Given text:
******

Operative treatment is recommended for patients with displaced fractures who are medically stable to undergo surgery. Skin and soft tissues should be allowed 1-2 to heal prior to surgery. Tension band wiring is appropriate for most transverse fractures and some mildly comminuted fractures. The principle of tension band wiring is to covert the tension forces from the extensor mechanism into compression forces across the fracture. Two 1.6mm K wires or 4.0mm cancellous screws should be placed closer the anterior surface of the patella (tension side) and combining the tension band with interfragmentary screws will improve stability. The figure of eight wire confiruation has been shown to be more stable than circular wiring. For fractures with two or three large fragments, these fragments can be lagged and a tension band applied to the stabilized reduced fragments.

For comminuted fractures not immediately amendable to tension banding, cerclage wiring placed immediately adjacent to the bone to obtain indirect reduction can often be followed by anterior tension banding.

Due to soft tissue irritation from the 18gauge wire, a few studies have shown that heavy (No. 5) braided polyester suture was approximately 75% as strong as 18 gauge wire and was comparable to wire fixation.

For low demand patients with severe comminution of the superior or inferior pole of the patella, partial patellectomy with repair of the soft tissues can be effectively employed. However, all efforts to retain large fragments should be made.

******

Required action 1: According to the passage on fracture treatment, what suture was approximately 75% as strong as 18 gauge wire?
Required action 2: Reproduce the passage on fracture treatment word for word from "For comminuted fractures" to "anterior tension banding.".
Required action 3: Decide whether each statement agrees with the passage on fracture treatment, answering yes or no and quoting the words that settle it. (a) Tension band wiring is suitable for most transverse fractures. (b) Partial patellectomy is described for high demand patients. (c) Adding interfragmentary screws to the tension band improves stability.
The items after the passage on fracture treatment are separate material.

******

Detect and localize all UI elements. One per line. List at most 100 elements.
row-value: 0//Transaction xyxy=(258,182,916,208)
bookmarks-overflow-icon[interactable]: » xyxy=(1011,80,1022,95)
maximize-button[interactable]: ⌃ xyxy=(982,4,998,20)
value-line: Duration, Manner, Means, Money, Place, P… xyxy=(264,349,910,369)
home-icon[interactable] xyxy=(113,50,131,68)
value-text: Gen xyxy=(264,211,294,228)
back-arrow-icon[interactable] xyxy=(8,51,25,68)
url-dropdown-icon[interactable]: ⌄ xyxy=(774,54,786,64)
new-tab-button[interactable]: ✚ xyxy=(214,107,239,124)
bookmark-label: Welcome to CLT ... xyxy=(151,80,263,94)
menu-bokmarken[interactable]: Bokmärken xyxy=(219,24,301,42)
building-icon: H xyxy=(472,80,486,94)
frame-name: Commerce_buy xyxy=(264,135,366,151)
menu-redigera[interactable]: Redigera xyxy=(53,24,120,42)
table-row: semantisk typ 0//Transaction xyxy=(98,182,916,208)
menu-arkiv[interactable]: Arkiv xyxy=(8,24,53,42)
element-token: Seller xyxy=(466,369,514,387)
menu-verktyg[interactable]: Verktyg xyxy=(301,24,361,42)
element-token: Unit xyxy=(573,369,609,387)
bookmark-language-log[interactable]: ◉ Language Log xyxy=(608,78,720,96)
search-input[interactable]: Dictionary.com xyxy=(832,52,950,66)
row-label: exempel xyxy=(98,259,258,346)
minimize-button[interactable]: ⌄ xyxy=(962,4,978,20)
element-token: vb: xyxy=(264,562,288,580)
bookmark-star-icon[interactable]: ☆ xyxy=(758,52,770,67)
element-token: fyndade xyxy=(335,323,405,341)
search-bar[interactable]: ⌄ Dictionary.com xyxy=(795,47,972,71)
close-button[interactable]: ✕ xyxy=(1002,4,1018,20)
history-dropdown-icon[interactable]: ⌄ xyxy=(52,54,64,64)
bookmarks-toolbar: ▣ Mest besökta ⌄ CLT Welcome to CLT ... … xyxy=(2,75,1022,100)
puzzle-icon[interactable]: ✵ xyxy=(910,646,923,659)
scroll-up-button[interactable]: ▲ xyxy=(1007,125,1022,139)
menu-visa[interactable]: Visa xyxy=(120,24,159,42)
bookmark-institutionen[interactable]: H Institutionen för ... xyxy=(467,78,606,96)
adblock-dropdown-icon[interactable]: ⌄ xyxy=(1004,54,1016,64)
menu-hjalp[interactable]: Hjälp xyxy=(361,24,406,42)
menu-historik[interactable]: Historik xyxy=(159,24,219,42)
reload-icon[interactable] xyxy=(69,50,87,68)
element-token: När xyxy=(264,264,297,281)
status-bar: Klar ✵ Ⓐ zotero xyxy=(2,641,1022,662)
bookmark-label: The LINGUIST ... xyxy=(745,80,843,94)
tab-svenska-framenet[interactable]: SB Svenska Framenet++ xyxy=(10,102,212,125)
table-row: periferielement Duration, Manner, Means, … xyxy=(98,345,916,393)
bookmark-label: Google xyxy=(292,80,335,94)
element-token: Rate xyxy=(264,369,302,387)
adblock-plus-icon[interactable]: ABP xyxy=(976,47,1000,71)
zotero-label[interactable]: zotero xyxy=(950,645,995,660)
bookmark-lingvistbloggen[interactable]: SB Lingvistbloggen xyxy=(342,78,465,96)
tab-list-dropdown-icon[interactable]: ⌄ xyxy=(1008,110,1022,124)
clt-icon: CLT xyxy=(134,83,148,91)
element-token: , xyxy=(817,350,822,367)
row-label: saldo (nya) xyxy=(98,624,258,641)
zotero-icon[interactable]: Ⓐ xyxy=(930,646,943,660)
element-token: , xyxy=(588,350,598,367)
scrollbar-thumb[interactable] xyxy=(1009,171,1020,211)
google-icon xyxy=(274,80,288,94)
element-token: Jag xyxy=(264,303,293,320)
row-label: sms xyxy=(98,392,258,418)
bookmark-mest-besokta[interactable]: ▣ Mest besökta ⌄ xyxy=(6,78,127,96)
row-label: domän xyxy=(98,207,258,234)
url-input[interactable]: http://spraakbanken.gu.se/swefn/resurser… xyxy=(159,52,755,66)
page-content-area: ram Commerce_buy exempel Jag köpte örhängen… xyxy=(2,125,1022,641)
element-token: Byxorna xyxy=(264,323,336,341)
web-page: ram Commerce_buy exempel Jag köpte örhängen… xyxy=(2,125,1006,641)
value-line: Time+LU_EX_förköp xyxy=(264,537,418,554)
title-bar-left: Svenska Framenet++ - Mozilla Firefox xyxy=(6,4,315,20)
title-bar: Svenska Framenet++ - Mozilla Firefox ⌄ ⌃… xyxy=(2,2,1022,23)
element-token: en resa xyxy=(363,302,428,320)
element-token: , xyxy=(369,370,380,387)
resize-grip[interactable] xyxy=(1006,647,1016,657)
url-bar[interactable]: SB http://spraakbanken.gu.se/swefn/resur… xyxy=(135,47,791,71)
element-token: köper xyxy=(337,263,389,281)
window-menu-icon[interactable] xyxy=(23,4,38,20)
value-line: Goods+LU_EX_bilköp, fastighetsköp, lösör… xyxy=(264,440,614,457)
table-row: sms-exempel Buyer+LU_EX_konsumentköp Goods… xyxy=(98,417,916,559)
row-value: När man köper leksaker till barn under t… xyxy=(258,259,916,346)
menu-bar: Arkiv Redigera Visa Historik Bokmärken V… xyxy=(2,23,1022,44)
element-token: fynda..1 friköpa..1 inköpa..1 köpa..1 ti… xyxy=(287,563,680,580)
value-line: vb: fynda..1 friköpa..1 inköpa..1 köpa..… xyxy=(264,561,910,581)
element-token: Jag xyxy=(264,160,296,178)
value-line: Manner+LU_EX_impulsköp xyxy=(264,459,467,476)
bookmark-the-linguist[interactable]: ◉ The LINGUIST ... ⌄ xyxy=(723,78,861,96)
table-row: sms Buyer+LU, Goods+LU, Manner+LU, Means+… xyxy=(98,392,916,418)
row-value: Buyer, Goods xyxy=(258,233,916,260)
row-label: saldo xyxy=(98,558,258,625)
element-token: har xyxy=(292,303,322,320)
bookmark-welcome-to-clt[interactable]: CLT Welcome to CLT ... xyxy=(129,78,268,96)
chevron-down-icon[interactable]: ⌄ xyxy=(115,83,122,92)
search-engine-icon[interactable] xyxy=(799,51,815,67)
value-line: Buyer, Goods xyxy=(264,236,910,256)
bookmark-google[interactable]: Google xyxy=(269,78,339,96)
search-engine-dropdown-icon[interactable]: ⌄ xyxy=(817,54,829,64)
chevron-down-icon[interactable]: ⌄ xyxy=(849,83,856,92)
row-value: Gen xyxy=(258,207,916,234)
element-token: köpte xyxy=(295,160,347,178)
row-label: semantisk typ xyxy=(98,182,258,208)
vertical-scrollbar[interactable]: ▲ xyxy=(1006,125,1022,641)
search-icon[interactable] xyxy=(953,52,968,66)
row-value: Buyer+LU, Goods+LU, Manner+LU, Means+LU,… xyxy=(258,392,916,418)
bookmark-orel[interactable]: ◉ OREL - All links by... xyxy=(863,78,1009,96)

******

Your response 1: Heavy (No. 5) braided polyester suture.

Your response 2:
For comminuted fractures not immediately amendable to tension banding, cerclage wiring placed immediately adjacent to the bone to obtain indirect reduction can often be followed by anterior tension banding.

Your response 3:
(a) Yes: "Tension band wiring is appropriate for most transverse fractures"
(b) No: "For low demand patients with severe comminution of the superior or inferior pole of the patella, partial patellectomy with repair of the soft tissues can be effectively employed."
(c) Yes: "combining the tension band with interfragmentary screws will improve stability"